Skip the pictures and quote all of the lines exactly.

________________________

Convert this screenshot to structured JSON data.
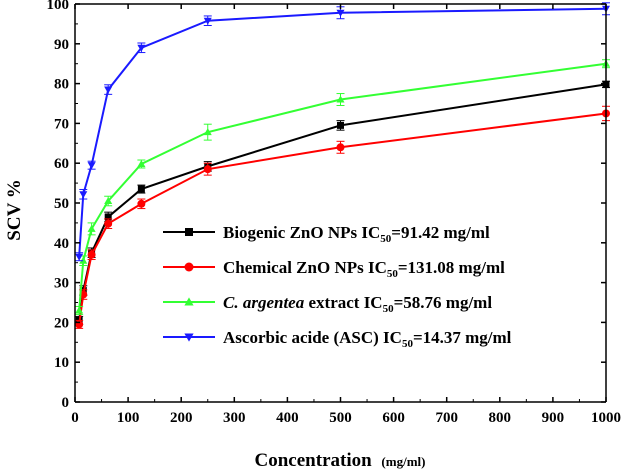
{
  "chart_data": {
    "type": "line",
    "xlabel": "Concentration",
    "xlabel_unit": "(mg/ml)",
    "ylabel": "SCV %",
    "xlim": [
      0,
      1000
    ],
    "ylim": [
      0,
      100
    ],
    "x_ticks": [
      0,
      100,
      200,
      300,
      400,
      500,
      600,
      700,
      800,
      900,
      1000
    ],
    "y_ticks": [
      0,
      10,
      20,
      30,
      40,
      50,
      60,
      70,
      80,
      90,
      100
    ],
    "grid": false,
    "legend_position": "center-right",
    "series": [
      {
        "name": "Biogenic ZnO NPs IC50=91.42 mg/ml",
        "legend_parts": [
          "Biogenic ZnO NPs IC",
          "50",
          "=91.42 mg/ml"
        ],
        "color": "#000000",
        "marker": "square",
        "x": [
          7.8,
          15.6,
          31.25,
          62.5,
          125,
          250,
          500,
          1000
        ],
        "y": [
          20.5,
          28.0,
          37.5,
          46.5,
          53.5,
          59.2,
          69.5,
          79.8
        ],
        "error": [
          1.0,
          1.2,
          1.2,
          1.2,
          1.0,
          1.2,
          1.2,
          0.8
        ]
      },
      {
        "name": "Chemical ZnO NPs IC50=131.08 mg/ml",
        "legend_parts": [
          "Chemical ZnO NPs IC",
          "50",
          "=131.08 mg/ml"
        ],
        "color": "#ff0000",
        "marker": "circle",
        "x": [
          7.8,
          15.6,
          31.25,
          62.5,
          125,
          250,
          500,
          1000
        ],
        "y": [
          19.5,
          27.0,
          37.0,
          44.8,
          49.8,
          58.5,
          64.0,
          72.5
        ],
        "error": [
          1.0,
          1.2,
          1.2,
          1.2,
          1.2,
          1.5,
          1.5,
          1.8
        ]
      },
      {
        "name": "C. argentea extract IC50=58.76 mg/ml",
        "legend_parts": [
          "C. argentea",
          " extract IC",
          "50",
          "=58.76 mg/ml"
        ],
        "color": "#33ff33",
        "marker": "triangle-up",
        "x": [
          7.8,
          15.6,
          31.25,
          62.5,
          125,
          250,
          500,
          1000
        ],
        "y": [
          23.0,
          35.5,
          43.5,
          50.5,
          59.8,
          67.8,
          76.0,
          85.0
        ],
        "error": [
          1.0,
          1.2,
          1.5,
          1.2,
          1.0,
          2.0,
          1.5,
          1.0
        ]
      },
      {
        "name": "Ascorbic acide (ASC) IC50=14.37 mg/ml",
        "legend_parts": [
          "Ascorbic acide (ASC) IC",
          "50",
          "=14.37 mg/ml"
        ],
        "color": "#1a1aff",
        "marker": "triangle-down",
        "x": [
          7.8,
          15.6,
          31.25,
          62.5,
          125,
          250,
          500,
          1000
        ],
        "y": [
          36.5,
          52.2,
          59.5,
          78.5,
          89.0,
          95.8,
          97.8,
          98.8
        ],
        "error": [
          1.0,
          1.2,
          1.0,
          1.2,
          1.2,
          1.2,
          1.5,
          1.5
        ]
      }
    ]
  }
}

________________________

◆ Output for this task
Convert this screenshot to structured JSON data.
{
  "chart_data": {
    "type": "line",
    "xlabel": "Concentration",
    "xlabel_unit": "(mg/ml)",
    "ylabel": "SCV %",
    "xlim": [
      0,
      1000
    ],
    "ylim": [
      0,
      100
    ],
    "x_ticks": [
      0,
      100,
      200,
      300,
      400,
      500,
      600,
      700,
      800,
      900,
      1000
    ],
    "y_ticks": [
      0,
      10,
      20,
      30,
      40,
      50,
      60,
      70,
      80,
      90,
      100
    ],
    "grid": false,
    "legend_position": "center-right",
    "series": [
      {
        "name": "Biogenic ZnO NPs IC50=91.42 mg/ml",
        "legend_parts": [
          "Biogenic ZnO NPs IC",
          "50",
          "=91.42 mg/ml"
        ],
        "color": "#000000",
        "marker": "square",
        "x": [
          7.8,
          15.6,
          31.25,
          62.5,
          125,
          250,
          500,
          1000
        ],
        "y": [
          20.5,
          28.0,
          37.5,
          46.5,
          53.5,
          59.2,
          69.5,
          79.8
        ],
        "error": [
          1.0,
          1.2,
          1.2,
          1.2,
          1.0,
          1.2,
          1.2,
          0.8
        ]
      },
      {
        "name": "Chemical ZnO NPs IC50=131.08 mg/ml",
        "legend_parts": [
          "Chemical ZnO NPs IC",
          "50",
          "=131.08 mg/ml"
        ],
        "color": "#ff0000",
        "marker": "circle",
        "x": [
          7.8,
          15.6,
          31.25,
          62.5,
          125,
          250,
          500,
          1000
        ],
        "y": [
          19.5,
          27.0,
          37.0,
          44.8,
          49.8,
          58.5,
          64.0,
          72.5
        ],
        "error": [
          1.0,
          1.2,
          1.2,
          1.2,
          1.2,
          1.5,
          1.5,
          1.8
        ]
      },
      {
        "name": "C. argentea extract IC50=58.76 mg/ml",
        "legend_parts": [
          "C. argentea",
          " extract IC",
          "50",
          "=58.76 mg/ml"
        ],
        "color": "#33ff33",
        "marker": "triangle-up",
        "x": [
          7.8,
          15.6,
          31.25,
          62.5,
          125,
          250,
          500,
          1000
        ],
        "y": [
          23.0,
          35.5,
          43.5,
          50.5,
          59.8,
          67.8,
          76.0,
          85.0
        ],
        "error": [
          1.0,
          1.2,
          1.5,
          1.2,
          1.0,
          2.0,
          1.5,
          1.0
        ]
      },
      {
        "name": "Ascorbic acide (ASC) IC50=14.37 mg/ml",
        "legend_parts": [
          "Ascorbic acide (ASC) IC",
          "50",
          "=14.37 mg/ml"
        ],
        "color": "#1a1aff",
        "marker": "triangle-down",
        "x": [
          7.8,
          15.6,
          31.25,
          62.5,
          125,
          250,
          500,
          1000
        ],
        "y": [
          36.5,
          52.2,
          59.5,
          78.5,
          89.0,
          95.8,
          97.8,
          98.8
        ],
        "error": [
          1.0,
          1.2,
          1.0,
          1.2,
          1.2,
          1.2,
          1.5,
          1.5
        ]
      }
    ]
  }
}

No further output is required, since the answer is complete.